──────── GIVEN DATA

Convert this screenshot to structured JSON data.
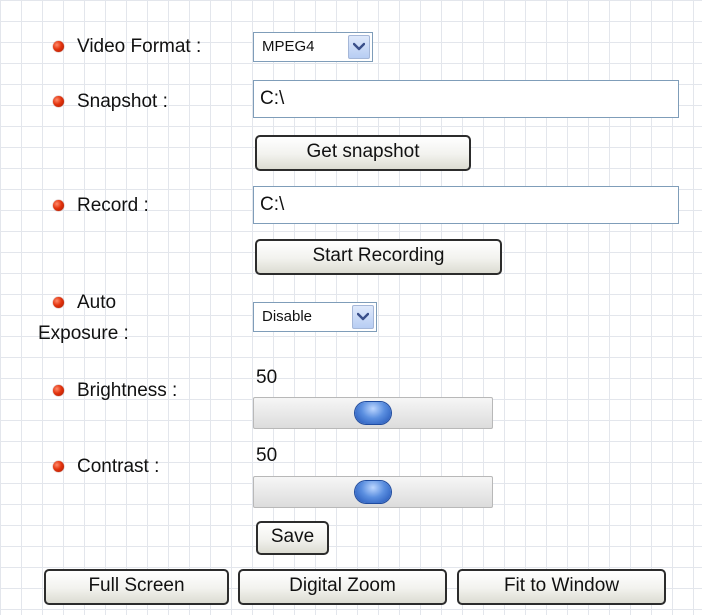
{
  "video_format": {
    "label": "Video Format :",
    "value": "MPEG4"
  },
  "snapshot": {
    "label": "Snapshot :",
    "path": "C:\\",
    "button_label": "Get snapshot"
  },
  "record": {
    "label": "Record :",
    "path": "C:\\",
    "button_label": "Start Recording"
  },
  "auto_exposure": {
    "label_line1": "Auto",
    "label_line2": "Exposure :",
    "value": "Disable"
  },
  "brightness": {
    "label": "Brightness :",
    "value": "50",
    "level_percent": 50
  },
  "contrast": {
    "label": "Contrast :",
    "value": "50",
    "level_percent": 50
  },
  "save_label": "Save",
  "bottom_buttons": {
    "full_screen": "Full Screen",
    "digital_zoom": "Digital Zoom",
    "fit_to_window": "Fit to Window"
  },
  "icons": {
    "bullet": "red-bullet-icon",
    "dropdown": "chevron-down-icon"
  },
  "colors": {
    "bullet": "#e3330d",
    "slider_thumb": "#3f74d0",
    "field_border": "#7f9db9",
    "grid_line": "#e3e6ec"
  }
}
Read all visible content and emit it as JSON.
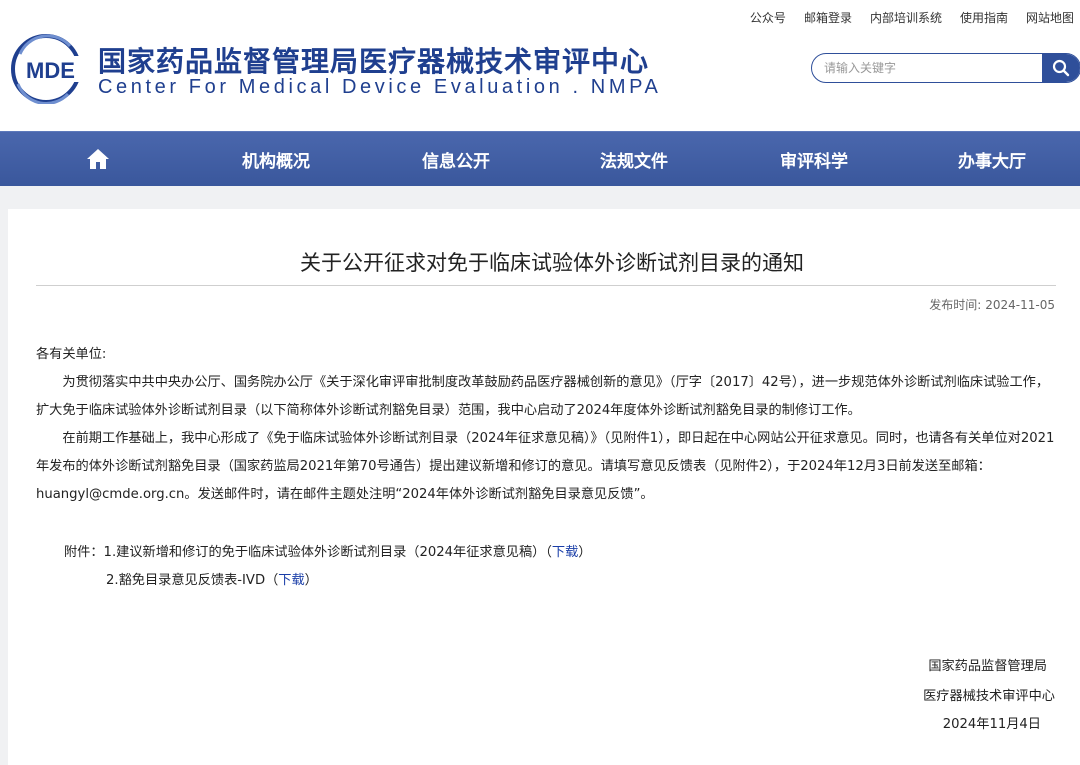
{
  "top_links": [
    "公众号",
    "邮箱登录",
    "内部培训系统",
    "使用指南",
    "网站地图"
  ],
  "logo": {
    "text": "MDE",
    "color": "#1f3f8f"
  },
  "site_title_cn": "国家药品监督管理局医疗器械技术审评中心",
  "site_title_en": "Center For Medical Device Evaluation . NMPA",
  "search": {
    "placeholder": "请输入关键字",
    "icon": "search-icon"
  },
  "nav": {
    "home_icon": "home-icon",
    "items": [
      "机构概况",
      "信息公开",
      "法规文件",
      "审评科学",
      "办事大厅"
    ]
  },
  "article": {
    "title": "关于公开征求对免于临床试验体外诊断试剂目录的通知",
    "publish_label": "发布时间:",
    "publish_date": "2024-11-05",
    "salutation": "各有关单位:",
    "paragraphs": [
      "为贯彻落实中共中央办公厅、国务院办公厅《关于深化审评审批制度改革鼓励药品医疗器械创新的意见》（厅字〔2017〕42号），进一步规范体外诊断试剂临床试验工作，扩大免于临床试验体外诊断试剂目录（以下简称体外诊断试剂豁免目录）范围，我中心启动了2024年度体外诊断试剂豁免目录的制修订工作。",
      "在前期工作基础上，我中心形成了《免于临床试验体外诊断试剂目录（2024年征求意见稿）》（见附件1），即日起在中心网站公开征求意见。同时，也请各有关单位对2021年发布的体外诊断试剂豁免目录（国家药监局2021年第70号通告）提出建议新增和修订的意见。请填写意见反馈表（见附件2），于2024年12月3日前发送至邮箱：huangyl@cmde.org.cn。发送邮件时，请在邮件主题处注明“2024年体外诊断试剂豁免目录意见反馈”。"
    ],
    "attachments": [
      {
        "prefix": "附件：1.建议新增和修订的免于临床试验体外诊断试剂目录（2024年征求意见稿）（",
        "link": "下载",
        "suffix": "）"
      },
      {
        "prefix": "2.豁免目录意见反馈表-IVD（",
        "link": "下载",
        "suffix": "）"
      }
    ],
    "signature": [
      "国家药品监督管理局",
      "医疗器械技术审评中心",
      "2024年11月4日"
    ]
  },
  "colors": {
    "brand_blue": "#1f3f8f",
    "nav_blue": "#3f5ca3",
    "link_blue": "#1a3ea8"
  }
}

────────────────

### WHAT YOU SHOULD DO
Extract, character for character, every line from the one that holds "Read all visible content and emit it as JSON." through the end of the entries above. Include both boundary lines and no pictures.

### EXERCISE OUTPUT
Read all visible content and emit it as JSON.
{
  "top_links": [
    "公众号",
    "邮箱登录",
    "内部培训系统",
    "使用指南",
    "网站地图"
  ],
  "logo": {
    "text": "MDE",
    "color": "#1f3f8f"
  },
  "site_title_cn": "国家药品监督管理局医疗器械技术审评中心",
  "site_title_en": "Center For Medical Device Evaluation . NMPA",
  "search": {
    "placeholder": "请输入关键字",
    "icon": "search-icon"
  },
  "nav": {
    "home_icon": "home-icon",
    "items": [
      "机构概况",
      "信息公开",
      "法规文件",
      "审评科学",
      "办事大厅"
    ]
  },
  "article": {
    "title": "关于公开征求对免于临床试验体外诊断试剂目录的通知",
    "publish_label": "发布时间:",
    "publish_date": "2024-11-05",
    "salutation": "各有关单位:",
    "paragraphs": [
      "为贯彻落实中共中央办公厅、国务院办公厅《关于深化审评审批制度改革鼓励药品医疗器械创新的意见》（厅字〔2017〕42号），进一步规范体外诊断试剂临床试验工作，扩大免于临床试验体外诊断试剂目录（以下简称体外诊断试剂豁免目录）范围，我中心启动了2024年度体外诊断试剂豁免目录的制修订工作。",
      "在前期工作基础上，我中心形成了《免于临床试验体外诊断试剂目录（2024年征求意见稿）》（见附件1），即日起在中心网站公开征求意见。同时，也请各有关单位对2021年发布的体外诊断试剂豁免目录（国家药监局2021年第70号通告）提出建议新增和修订的意见。请填写意见反馈表（见附件2），于2024年12月3日前发送至邮箱：huangyl@cmde.org.cn。发送邮件时，请在邮件主题处注明“2024年体外诊断试剂豁免目录意见反馈”。"
    ],
    "attachments": [
      {
        "prefix": "附件：1.建议新增和修订的免于临床试验体外诊断试剂目录（2024年征求意见稿）（",
        "link": "下载",
        "suffix": "）"
      },
      {
        "prefix": "2.豁免目录意见反馈表-IVD（",
        "link": "下载",
        "suffix": "）"
      }
    ],
    "signature": [
      "国家药品监督管理局",
      "医疗器械技术审评中心",
      "2024年11月4日"
    ]
  },
  "colors": {
    "brand_blue": "#1f3f8f",
    "nav_blue": "#3f5ca3",
    "link_blue": "#1a3ea8"
  }
}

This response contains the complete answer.